AUFGABE 1:
Gib den Abschnitt des Artikels über die Krautreporter wortgetreu wieder, beginnend bei „BERLIN taz |“ und endend bei „für ein Luxus!“.
AUFGABE 2:
Tausche in den Datensätzen „Point“ gegen „Punkt“ aus, beginnend bei der Zeile mit „Point xyxy=(120,256,142,270)“ und endend bei der Zeile mit „Point xyxy=(735,249,758,263)“, beide eingeschlossen. Gib nur diese Zeilen aus und lass alles andere darin unverändert.

DOKUMENT:
^^^^^^^^

Die „Krautreporter“ haben ihr Ziel erreicht: 15.000 Unterstützer finanzieren das Projekt – so steht es zumindest auf der Webseite.

Selbst im fernen Brasilien jubeln die Massen über „Krautreporter“. Bild: ap

BERLIN taz | Kurz vor Schluss wurde es dem Server zu viel: „This website is under heavy load“. Unter dem Ansturm der Schaulustigen war sie zusammen gebrochen, die Seite der Krautreporter, genau wie vor vier Wochen, als das Projekt startete.

Gegen 13 Uhr, also elf Stunden vor dem Ende, war das Ziel trotzdem erreicht: 15.000 Unterstützer finanzieren im kommenden Jahr ein werbefreies Onlinemagazin, das ausschließlich große Reportagen und Hintergrundgeschichten bringen soll. Leserfinanzierter Onlinejournalismus – was für ein Luxus!

^^^^^^^^

(Datensätze zur Layout-Annotation)

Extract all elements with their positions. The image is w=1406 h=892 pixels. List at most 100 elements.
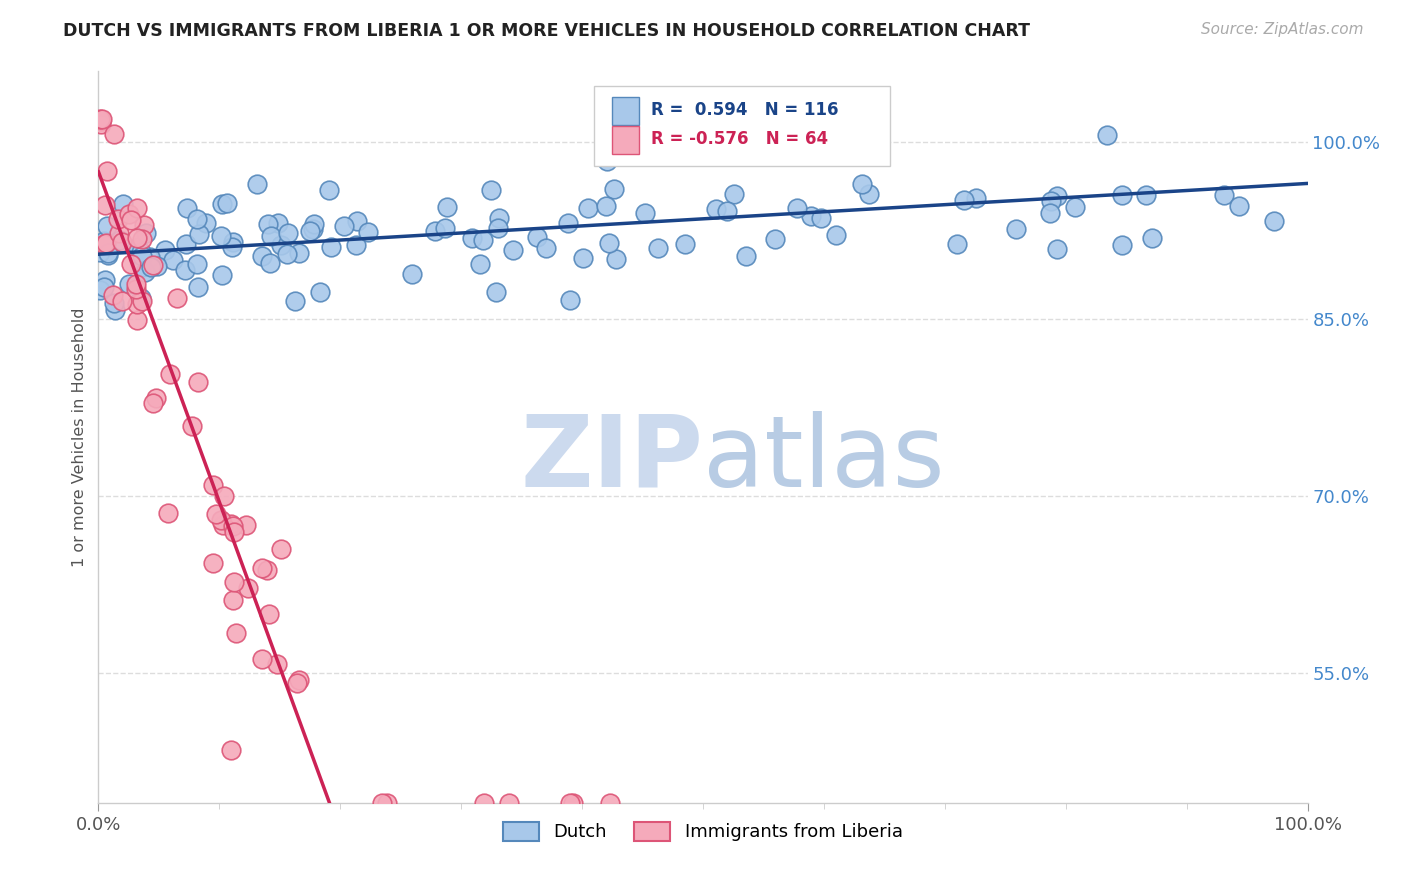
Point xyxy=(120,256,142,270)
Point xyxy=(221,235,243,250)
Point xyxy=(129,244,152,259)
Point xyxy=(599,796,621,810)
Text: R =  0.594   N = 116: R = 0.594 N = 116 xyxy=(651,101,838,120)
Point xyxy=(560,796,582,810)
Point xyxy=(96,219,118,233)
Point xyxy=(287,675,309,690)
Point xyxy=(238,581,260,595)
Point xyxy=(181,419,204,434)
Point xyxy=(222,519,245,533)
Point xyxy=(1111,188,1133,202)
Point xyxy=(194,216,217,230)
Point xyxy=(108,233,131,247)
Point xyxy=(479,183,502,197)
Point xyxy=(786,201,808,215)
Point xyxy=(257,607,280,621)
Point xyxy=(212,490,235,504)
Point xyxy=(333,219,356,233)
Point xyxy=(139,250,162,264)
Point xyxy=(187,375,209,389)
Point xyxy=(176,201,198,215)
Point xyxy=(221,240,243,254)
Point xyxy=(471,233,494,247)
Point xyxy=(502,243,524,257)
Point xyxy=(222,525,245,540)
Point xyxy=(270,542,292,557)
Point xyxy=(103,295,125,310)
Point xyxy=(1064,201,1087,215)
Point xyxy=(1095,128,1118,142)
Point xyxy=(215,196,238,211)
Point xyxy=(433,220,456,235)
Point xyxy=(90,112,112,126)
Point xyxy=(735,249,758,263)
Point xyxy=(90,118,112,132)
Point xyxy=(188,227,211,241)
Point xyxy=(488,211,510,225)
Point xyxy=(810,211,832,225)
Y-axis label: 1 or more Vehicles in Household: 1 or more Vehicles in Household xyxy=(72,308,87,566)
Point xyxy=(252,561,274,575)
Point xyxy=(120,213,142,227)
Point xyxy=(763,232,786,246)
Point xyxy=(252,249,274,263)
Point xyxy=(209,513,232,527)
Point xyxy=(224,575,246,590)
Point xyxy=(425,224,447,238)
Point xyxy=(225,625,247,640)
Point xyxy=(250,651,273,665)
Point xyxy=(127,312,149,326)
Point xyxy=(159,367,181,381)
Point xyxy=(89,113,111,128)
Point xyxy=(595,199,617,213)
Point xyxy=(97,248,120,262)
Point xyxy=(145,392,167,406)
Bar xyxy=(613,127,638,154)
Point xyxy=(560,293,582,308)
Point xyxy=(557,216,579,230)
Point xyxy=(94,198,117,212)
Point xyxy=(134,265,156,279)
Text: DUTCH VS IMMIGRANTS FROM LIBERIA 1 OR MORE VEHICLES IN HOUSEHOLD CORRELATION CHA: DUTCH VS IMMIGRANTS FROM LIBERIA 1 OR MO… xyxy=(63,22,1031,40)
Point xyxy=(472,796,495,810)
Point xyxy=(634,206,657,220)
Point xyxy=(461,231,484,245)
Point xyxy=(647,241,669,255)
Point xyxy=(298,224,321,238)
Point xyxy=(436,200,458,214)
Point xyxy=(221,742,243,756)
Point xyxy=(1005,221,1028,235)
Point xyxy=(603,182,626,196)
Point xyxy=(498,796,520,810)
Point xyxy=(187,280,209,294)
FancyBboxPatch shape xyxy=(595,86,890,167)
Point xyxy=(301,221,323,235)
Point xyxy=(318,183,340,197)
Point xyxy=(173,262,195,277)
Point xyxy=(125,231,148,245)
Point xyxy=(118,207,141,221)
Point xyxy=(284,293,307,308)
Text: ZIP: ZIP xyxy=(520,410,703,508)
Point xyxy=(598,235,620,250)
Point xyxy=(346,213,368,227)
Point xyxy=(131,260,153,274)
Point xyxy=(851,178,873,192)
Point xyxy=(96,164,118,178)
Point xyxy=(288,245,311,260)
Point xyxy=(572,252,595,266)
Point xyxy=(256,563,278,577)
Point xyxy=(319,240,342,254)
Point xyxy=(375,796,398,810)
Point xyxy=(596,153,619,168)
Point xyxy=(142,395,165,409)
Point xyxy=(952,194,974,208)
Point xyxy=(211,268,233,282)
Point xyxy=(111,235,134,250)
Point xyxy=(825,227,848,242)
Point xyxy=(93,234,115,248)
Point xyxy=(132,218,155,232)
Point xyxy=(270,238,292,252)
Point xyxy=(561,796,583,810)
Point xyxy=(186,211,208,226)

^^^^^^^^

LÖSUNG 1:
BERLIN taz | Kurz vor Schluss wurde es dem Server zu viel: „This website is under heavy load“. Unter dem Ansturm der Schaulustigen war sie zusammen gebrochen, die Seite der Krautreporter, genau wie vor vier Wochen, als das Projekt startete.

Gegen 13 Uhr, also elf Stunden vor dem Ende, war das Ziel trotzdem erreicht: 15.000 Unterstützer finanzieren im kommenden Jahr ein werbefreies Onlinemagazin, das ausschließlich große Reportagen und Hintergrundgeschichten bringen soll. Leserfinanzierter Onlinejournalismus – was für ein Luxus!

LÖSUNG 2:
Punkt xyxy=(120,256,142,270)
Punkt xyxy=(221,235,243,250)
Punkt xyxy=(129,244,152,259)
Punkt xyxy=(599,796,621,810)
Text: R =  0.594   N = 116: R = 0.594 N = 116 xyxy=(651,101,838,120)
Punkt xyxy=(560,796,582,810)
Punkt xyxy=(96,219,118,233)
Punkt xyxy=(287,675,309,690)
Punkt xyxy=(238,581,260,595)
Punkt xyxy=(181,419,204,434)
Punkt xyxy=(222,519,245,533)
Punkt xyxy=(1111,188,1133,202)
Punkt xyxy=(194,216,217,230)
Punkt xyxy=(108,233,131,247)
Punkt xyxy=(479,183,502,197)
Punkt xyxy=(786,201,808,215)
Punkt xyxy=(257,607,280,621)
Punkt xyxy=(212,490,235,504)
Punkt xyxy=(333,219,356,233)
Punkt xyxy=(139,250,162,264)
Punkt xyxy=(187,375,209,389)
Punkt xyxy=(176,201,198,215)
Punkt xyxy=(221,240,243,254)
Punkt xyxy=(471,233,494,247)
Punkt xyxy=(502,243,524,257)
Punkt xyxy=(222,525,245,540)
Punkt xyxy=(270,542,292,557)
Punkt xyxy=(103,295,125,310)
Punkt xyxy=(1064,201,1087,215)
Punkt xyxy=(1095,128,1118,142)
Punkt xyxy=(215,196,238,211)
Punkt xyxy=(433,220,456,235)
Punkt xyxy=(90,112,112,126)
Punkt xyxy=(735,249,758,263)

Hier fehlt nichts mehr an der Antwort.